§ INSTRUCTION: Find the lines containing the word "visible" and copy every one of them.

--- Start RECORDS FOR PROCESSING ---

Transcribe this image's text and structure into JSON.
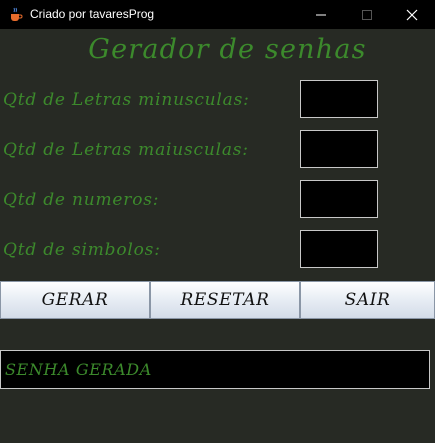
{
  "window": {
    "title": "Criado por tavaresProg"
  },
  "heading": "Gerador de senhas",
  "fields": [
    {
      "label": "Qtd de Letras minusculas:",
      "value": ""
    },
    {
      "label": "Qtd de Letras maiusculas:",
      "value": ""
    },
    {
      "label": "Qtd de numeros:",
      "value": ""
    },
    {
      "label": "Qtd de simbolos:",
      "value": ""
    }
  ],
  "buttons": {
    "gerar": "GERAR",
    "resetar": "RESETAR",
    "sair": "SAIR"
  },
  "output": {
    "text": "SENHA GERADA"
  },
  "colors": {
    "background": "#272a24",
    "accent_text": "#3c8a2c",
    "titlebar": "#000000"
  },
  "icons": [
    "java-cup-icon",
    "minimize-icon",
    "maximize-icon",
    "close-icon"
  ]
}
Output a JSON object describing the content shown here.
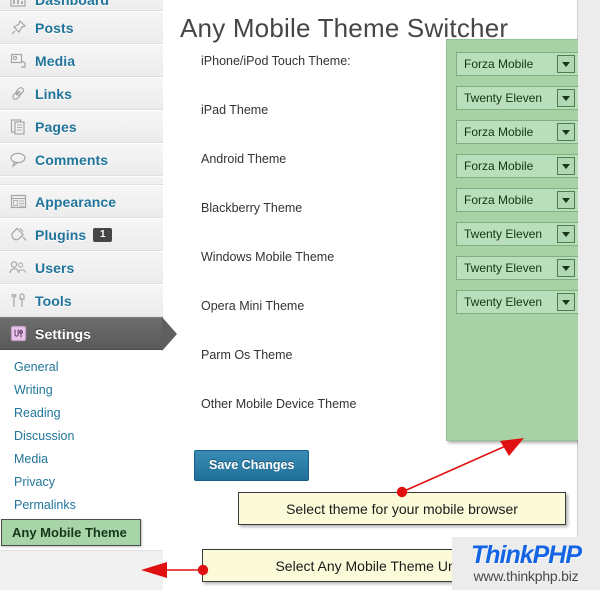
{
  "header": {
    "title": "Any Mobile Theme Switcher"
  },
  "sidebar": {
    "items": [
      {
        "label": "Dashboard",
        "icon": "dashboard-icon",
        "badge": null,
        "current": false
      },
      {
        "label": "Posts",
        "icon": "pin-icon",
        "badge": null,
        "current": false
      },
      {
        "label": "Media",
        "icon": "media-icon",
        "badge": null,
        "current": false
      },
      {
        "label": "Links",
        "icon": "link-icon",
        "badge": null,
        "current": false
      },
      {
        "label": "Pages",
        "icon": "pages-icon",
        "badge": null,
        "current": false
      },
      {
        "label": "Comments",
        "icon": "comment-bubble-icon",
        "badge": null,
        "current": false
      },
      {
        "label": "Appearance",
        "icon": "appearance-icon",
        "badge": null,
        "current": false
      },
      {
        "label": "Plugins",
        "icon": "plug-icon",
        "badge": "1",
        "current": false
      },
      {
        "label": "Users",
        "icon": "users-icon",
        "badge": null,
        "current": false
      },
      {
        "label": "Tools",
        "icon": "tools-icon",
        "badge": null,
        "current": false
      },
      {
        "label": "Settings",
        "icon": "settings-icon",
        "badge": null,
        "current": true
      }
    ],
    "submenu": [
      {
        "label": "General",
        "highlighted": false
      },
      {
        "label": "Writing",
        "highlighted": false
      },
      {
        "label": "Reading",
        "highlighted": false
      },
      {
        "label": "Discussion",
        "highlighted": false
      },
      {
        "label": "Media",
        "highlighted": false
      },
      {
        "label": "Privacy",
        "highlighted": false
      },
      {
        "label": "Permalinks",
        "highlighted": false
      },
      {
        "label": "Any Mobile Theme",
        "highlighted": true
      }
    ]
  },
  "main": {
    "theme_rows": [
      {
        "label": "iPhone/iPod Touch Theme:",
        "selected": "Forza Mobile"
      },
      {
        "label": "iPad Theme",
        "selected": "Twenty Eleven"
      },
      {
        "label": "Android Theme",
        "selected": "Forza Mobile"
      },
      {
        "label": "Blackberry Theme",
        "selected": "Forza Mobile"
      },
      {
        "label": "Windows Mobile Theme",
        "selected": "Forza Mobile"
      },
      {
        "label": "Opera Mini Theme",
        "selected": "Twenty Eleven"
      },
      {
        "label": "Parm Os Theme",
        "selected": "Twenty Eleven"
      },
      {
        "label": "Other Mobile Device Theme",
        "selected": "Twenty Eleven"
      }
    ],
    "save_label": "Save Changes"
  },
  "annotations": {
    "callout_top": "Select theme for your mobile browser",
    "callout_bottom": "Select Any Mobile Theme Und",
    "arrow_color": "#e01010"
  },
  "watermark": {
    "main": "ThinkPHP",
    "sub": "www.thinkphp.biz",
    "color": "#1464e6"
  },
  "colors": {
    "accent_blue": "#21759b",
    "green_panel": "#a6d2a6",
    "callout_yellow": "#fbfbd9",
    "save_button": "#21759b",
    "current_menu": "#5f5f5f"
  }
}
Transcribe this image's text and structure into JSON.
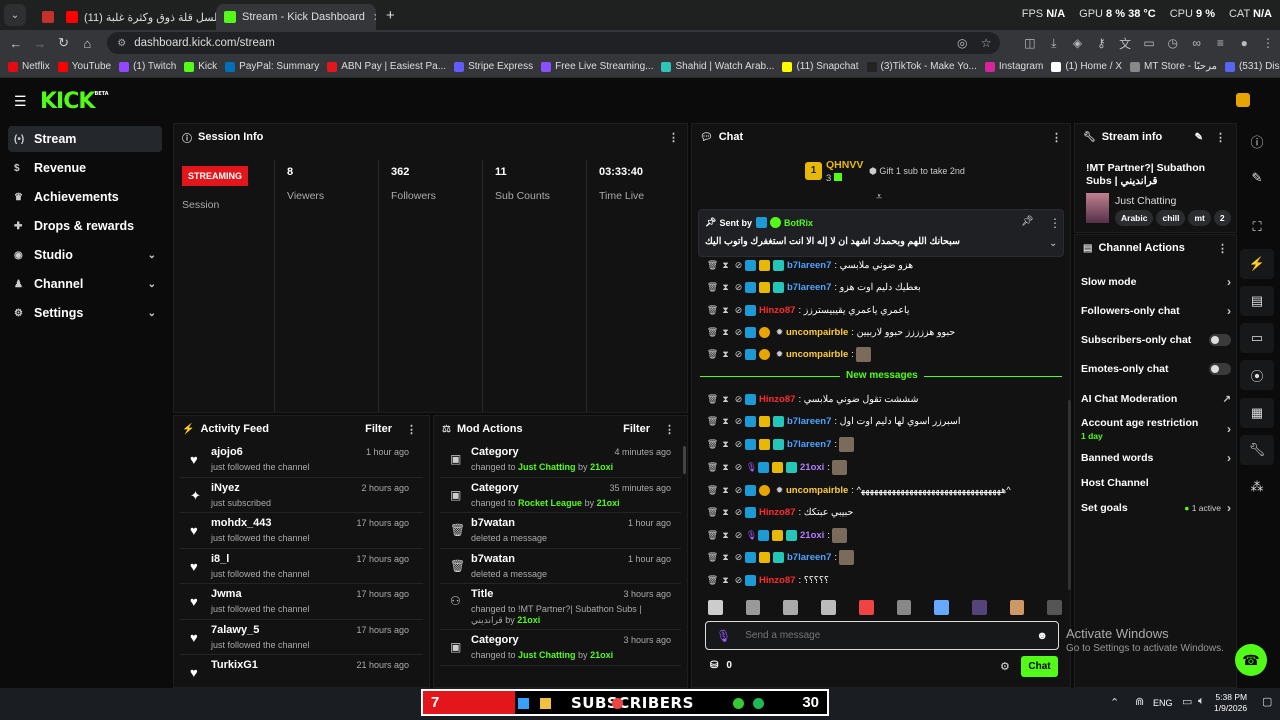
{
  "browser": {
    "tabs": [
      {
        "label": "(11) مسلسل قلة ذوق وكثرة غلبة"
      },
      {
        "label": "Stream - Kick Dashboard"
      }
    ],
    "new_tab": "+",
    "url": "dashboard.kick.com/stream",
    "bookmarks": [
      "Netflix",
      "YouTube",
      "(1) Twitch",
      "Kick",
      "PayPal: Summary",
      "ABN Pay | Easiest Pa...",
      "Stripe Express",
      "Free Live Streaming...",
      "Shahid | Watch Arab...",
      "(11) Snapchat",
      "(3)TikTok - Make Yo...",
      "Instagram",
      "(1) Home / X",
      "MT Store - مرحبًا",
      "(531) Discord | Frien..."
    ],
    "hud": {
      "fps_label": "FPS",
      "fps": "N/A",
      "gpu_label": "GPU",
      "gpu": "8 %",
      "gpu_temp": "38 °C",
      "cpu_label": "CPU",
      "cpu": "9 %",
      "cat_label": "CAT",
      "cat": "N/A"
    }
  },
  "app": {
    "logo": "KICK",
    "logo_badge": "BETA"
  },
  "sidebar": {
    "items": [
      {
        "label": "Stream",
        "icon": "broadcast-icon"
      },
      {
        "label": "Revenue",
        "icon": "dollar-icon"
      },
      {
        "label": "Achievements",
        "icon": "trophy-icon"
      },
      {
        "label": "Drops & rewards",
        "icon": "gift-icon"
      },
      {
        "label": "Studio",
        "icon": "studio-icon"
      },
      {
        "label": "Channel",
        "icon": "user-icon"
      },
      {
        "label": "Settings",
        "icon": "gear-icon"
      }
    ]
  },
  "session": {
    "title": "Session Info",
    "status": "STREAMING",
    "status_label": "Session",
    "stats": [
      {
        "value": "8",
        "label": "Viewers"
      },
      {
        "value": "362",
        "label": "Followers"
      },
      {
        "value": "11",
        "label": "Sub Counts"
      },
      {
        "value": "03:33:40",
        "label": "Time Live"
      }
    ]
  },
  "activity": {
    "title": "Activity Feed",
    "filter": "Filter",
    "items": [
      {
        "name": "ajojo6",
        "desc": "just followed the channel",
        "time": "1 hour ago",
        "icon": "heart-icon"
      },
      {
        "name": "iNyez",
        "desc": "just subscribed",
        "time": "2 hours ago",
        "icon": "sparkle-icon"
      },
      {
        "name": "mohdx_443",
        "desc": "just followed the channel",
        "time": "17 hours ago",
        "icon": "heart-icon"
      },
      {
        "name": "i8_l",
        "desc": "just followed the channel",
        "time": "17 hours ago",
        "icon": "heart-icon"
      },
      {
        "name": "Jwma",
        "desc": "just followed the channel",
        "time": "17 hours ago",
        "icon": "heart-icon"
      },
      {
        "name": "7alawy_5",
        "desc": "just followed the channel",
        "time": "17 hours ago",
        "icon": "heart-icon"
      },
      {
        "name": "TurkixG1",
        "desc": "",
        "time": "21 hours ago",
        "icon": "heart-icon"
      }
    ]
  },
  "mod": {
    "title": "Mod Actions",
    "filter": "Filter",
    "items": [
      {
        "name": "Category",
        "pre": "changed to ",
        "hl": "Just Chatting",
        "post": " by ",
        "by": "21oxi",
        "time": "4 minutes ago"
      },
      {
        "name": "Category",
        "pre": "changed to ",
        "hl": "Rocket League",
        "post": " by ",
        "by": "21oxi",
        "time": "35 minutes ago"
      },
      {
        "name": "b7watan",
        "pre": "deleted a message",
        "hl": "",
        "post": "",
        "by": "",
        "time": "1 hour ago"
      },
      {
        "name": "b7watan",
        "pre": "deleted a message",
        "hl": "",
        "post": "",
        "by": "",
        "time": "1 hour ago"
      },
      {
        "name": "Title",
        "pre": "changed to !MT Partner?| Subathon Subs | قرانديني by ",
        "hl": "",
        "post": "",
        "by": "21oxi",
        "time": "3 hours ago"
      },
      {
        "name": "Category",
        "pre": "changed to ",
        "hl": "Just Chatting",
        "post": " by ",
        "by": "21oxi",
        "time": "3 hours ago"
      }
    ]
  },
  "chat": {
    "title": "Chat",
    "top_gifter": "QHNVV",
    "top_gifter_count": "3",
    "top_rank": "1",
    "gift_text": "Gift 1 sub to take 2nd",
    "pinned_label": "Sent by",
    "pinned_user": "BotRix",
    "pinned_msg": "سبحانك اللهم وبحمدك اشهد ان لا إله الا انت استغفرك واتوب اليك",
    "new_messages": "New messages",
    "messages": [
      {
        "user": "b7lareen7",
        "color": "#4da3ff",
        "text": ": هزو ضوني ملابسي"
      },
      {
        "user": "b7lareen7",
        "color": "#4da3ff",
        "text": ": بعطيك دليم اوت هزو"
      },
      {
        "user": "Hinzo87",
        "color": "#ff2b2b",
        "text": ": ياعمري ياعمري يقيبيسترزز"
      },
      {
        "user": "uncompairble",
        "color": "#ffcc33",
        "text": ": حبوو هززززز حبوو لاربيين"
      },
      {
        "user": "uncompairble",
        "color": "#ffcc33",
        "text": ": "
      },
      {
        "user": "Hinzo87",
        "color": "#ff2b2b",
        "text": ": شششت تقول ضوني ملابسي"
      },
      {
        "user": "b7lareen7",
        "color": "#4da3ff",
        "text": ": اسبرزر اسوي لها دليم اوت اول"
      },
      {
        "user": "b7lareen7",
        "color": "#4da3ff",
        "text": ": "
      },
      {
        "user": "21oxi",
        "color": "#b57bff",
        "text": ": "
      },
      {
        "user": "uncompairble",
        "color": "#ffcc33",
        "text": ": ^ﻫﻬﻬﻬﻬﻬﻬﻬﻬﻬﻬﻬﻬﻬﻬﻬﻬﻬﻬﻬﻬﻬﻬﻬﻬﻬﻬﻬﻬﻬﻬﻬﻬ^"
      },
      {
        "user": "Hinzo87",
        "color": "#ff2b2b",
        "text": ": حبيبي عبتكك"
      },
      {
        "user": "21oxi",
        "color": "#b57bff",
        "text": ": "
      },
      {
        "user": "b7lareen7",
        "color": "#4da3ff",
        "text": ": "
      },
      {
        "user": "Hinzo87",
        "color": "#ff2b2b",
        "text": ": ؟؟؟؟؟"
      }
    ],
    "input_placeholder": "Send a message",
    "points": "0",
    "send": "Chat"
  },
  "streaminfo": {
    "title": "Stream info",
    "stream_title": "!MT Partner?| Subathon Subs | قرانديني",
    "category": "Just Chatting",
    "tags": [
      "Arabic",
      "chill",
      "mt",
      "2"
    ]
  },
  "actions": {
    "title": "Channel Actions",
    "items": [
      {
        "label": "Slow mode",
        "kind": "chev"
      },
      {
        "label": "Followers-only chat",
        "kind": "chev"
      },
      {
        "label": "Subscribers-only chat",
        "kind": "toggle"
      },
      {
        "label": "Emotes-only chat",
        "kind": "toggle"
      },
      {
        "label": "AI Chat Moderation",
        "kind": "ext"
      },
      {
        "label": "Account age restriction",
        "sub": "1 day",
        "kind": "chev"
      },
      {
        "label": "Banned words",
        "kind": "chev"
      },
      {
        "label": "Host Channel",
        "kind": "none"
      },
      {
        "label": "Set goals",
        "sub2": "1 active",
        "kind": "chev"
      }
    ]
  },
  "windows": {
    "activate": "Activate Windows",
    "activate_sub": "Go to Settings to activate Windows."
  },
  "taskbar": {
    "left_num": "7",
    "subscribers": "SUBSCRIBERS",
    "right_num": "30",
    "lang": "ENG",
    "time": "5:38 PM",
    "date": "1/9/2026"
  },
  "colors": {
    "kick_green": "#53fc18",
    "live_red": "#e2161b",
    "panel": "#121212"
  }
}
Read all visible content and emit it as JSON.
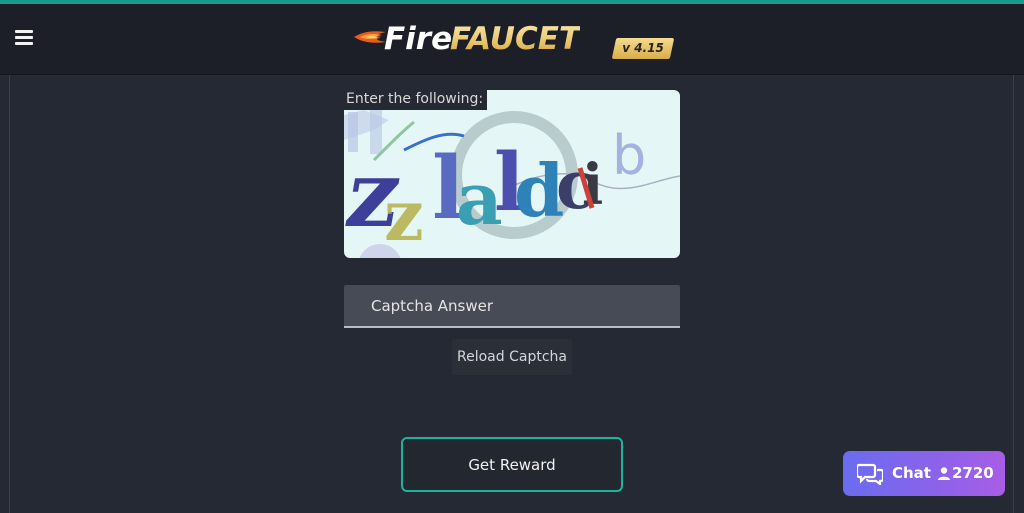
{
  "brand": {
    "fire": "Fire",
    "faucet": "FAUCET",
    "version": "v 4.15"
  },
  "captcha": {
    "label": "Enter the following:",
    "image_text": "zlaldci",
    "input_placeholder": "Captcha Answer",
    "reload_label": "Reload Captcha"
  },
  "actions": {
    "reward_label": "Get Reward"
  },
  "chat": {
    "label": "Chat",
    "online_count": "2720"
  },
  "icons": {
    "menu": "hamburger-menu-icon",
    "flame": "flame-icon",
    "chat": "chat-bubbles-icon",
    "user": "user-icon"
  },
  "colors": {
    "accent": "#1db49c",
    "background": "#252933",
    "navbar": "#1c1f27",
    "chat_gradient_start": "#6a6cf0",
    "chat_gradient_end": "#a85de6",
    "brand_gold": "#e8c467"
  }
}
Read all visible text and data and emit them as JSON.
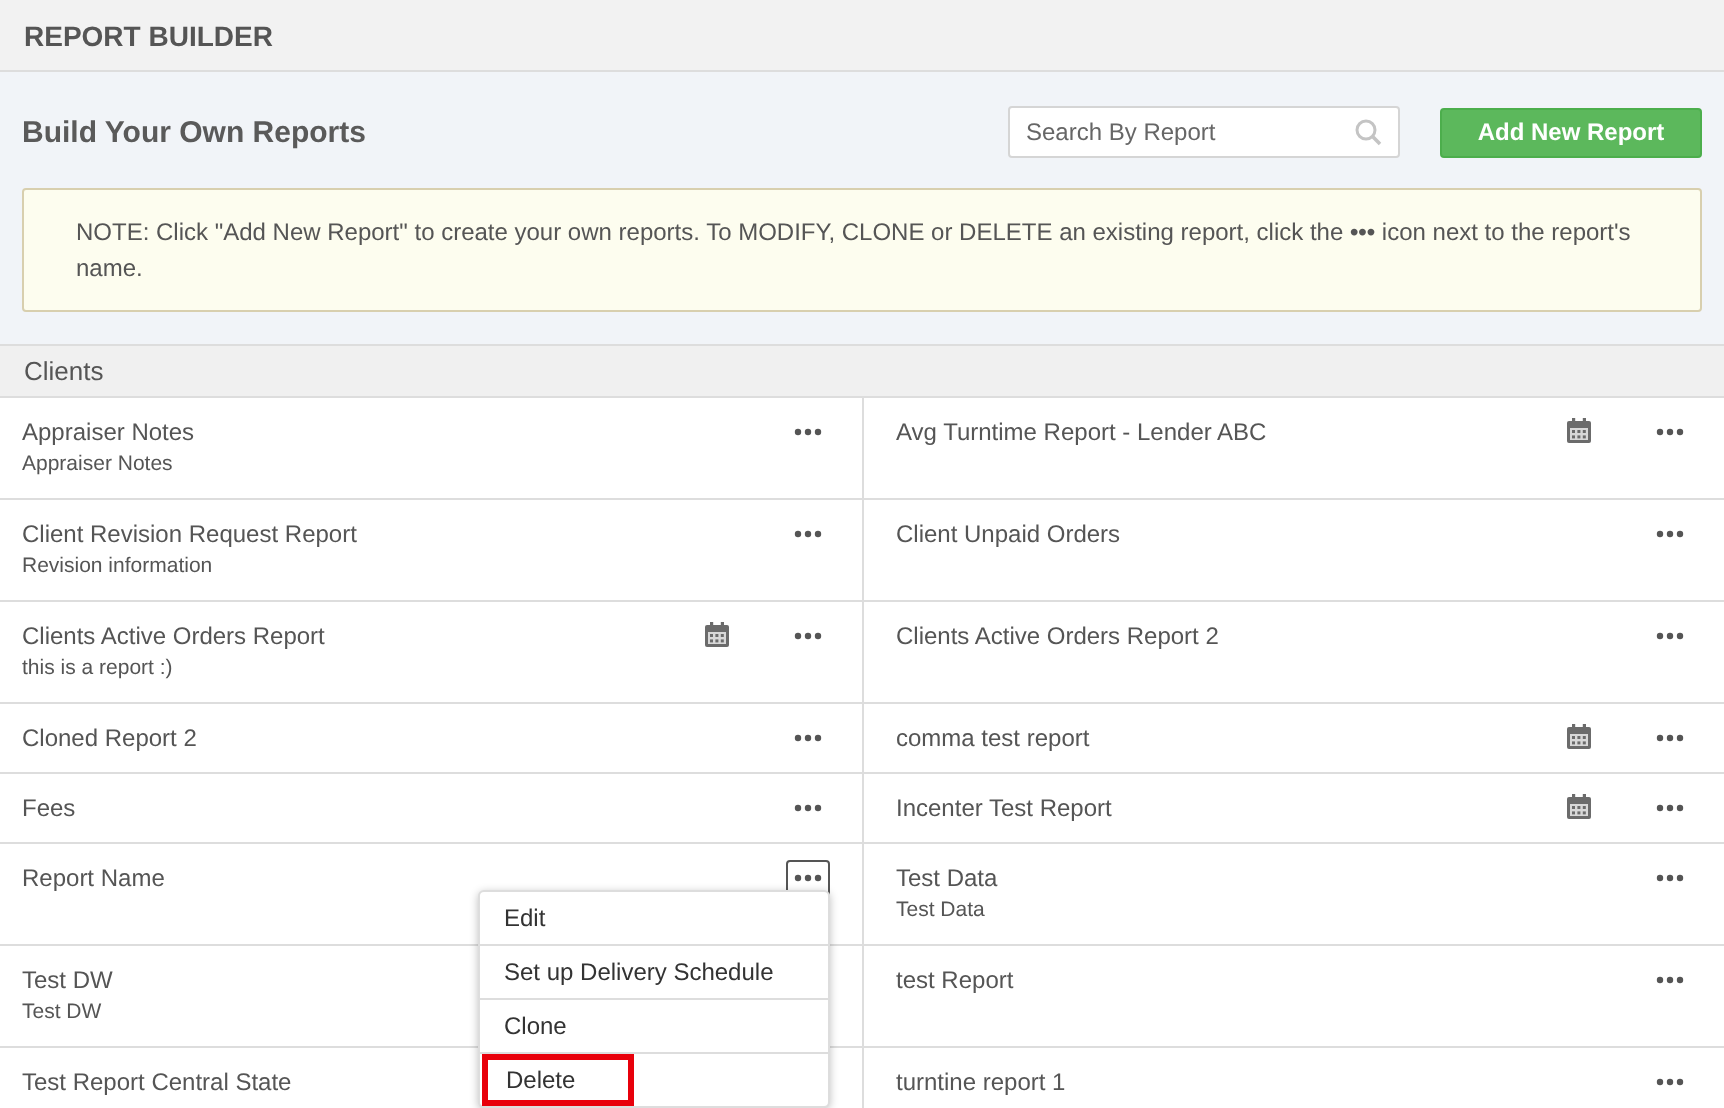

--- End RECORDS FOR PROCESSING ---

§ PROBLEM SOLUTION:
Read all visible content and emit it as JSON.
Read all visible text and data and emit them as JSON.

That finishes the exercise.